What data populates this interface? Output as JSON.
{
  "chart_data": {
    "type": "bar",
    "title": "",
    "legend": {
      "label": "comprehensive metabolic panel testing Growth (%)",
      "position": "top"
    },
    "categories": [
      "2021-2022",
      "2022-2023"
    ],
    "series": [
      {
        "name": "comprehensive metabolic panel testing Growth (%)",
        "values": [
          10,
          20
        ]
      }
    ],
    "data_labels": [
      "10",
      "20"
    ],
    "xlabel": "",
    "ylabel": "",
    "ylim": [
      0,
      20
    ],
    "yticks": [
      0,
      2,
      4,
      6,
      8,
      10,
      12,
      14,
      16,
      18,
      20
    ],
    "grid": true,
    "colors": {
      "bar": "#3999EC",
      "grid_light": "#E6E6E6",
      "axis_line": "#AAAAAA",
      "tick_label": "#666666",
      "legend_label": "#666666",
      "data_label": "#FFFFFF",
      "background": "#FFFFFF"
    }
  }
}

******

Transcribe every record above exactly as it appears.

FULL SOLUTION:
What data populates this interface? Output as JSON.
{
  "chart_data": {
    "type": "bar",
    "title": "",
    "legend": {
      "label": "comprehensive metabolic panel testing Growth (%)",
      "position": "top"
    },
    "categories": [
      "2021-2022",
      "2022-2023"
    ],
    "series": [
      {
        "name": "comprehensive metabolic panel testing Growth (%)",
        "values": [
          10,
          20
        ]
      }
    ],
    "data_labels": [
      "10",
      "20"
    ],
    "xlabel": "",
    "ylabel": "",
    "ylim": [
      0,
      20
    ],
    "yticks": [
      0,
      2,
      4,
      6,
      8,
      10,
      12,
      14,
      16,
      18,
      20
    ],
    "grid": true,
    "colors": {
      "bar": "#3999EC",
      "grid_light": "#E6E6E6",
      "axis_line": "#AAAAAA",
      "tick_label": "#666666",
      "legend_label": "#666666",
      "data_label": "#FFFFFF",
      "background": "#FFFFFF"
    }
  }
}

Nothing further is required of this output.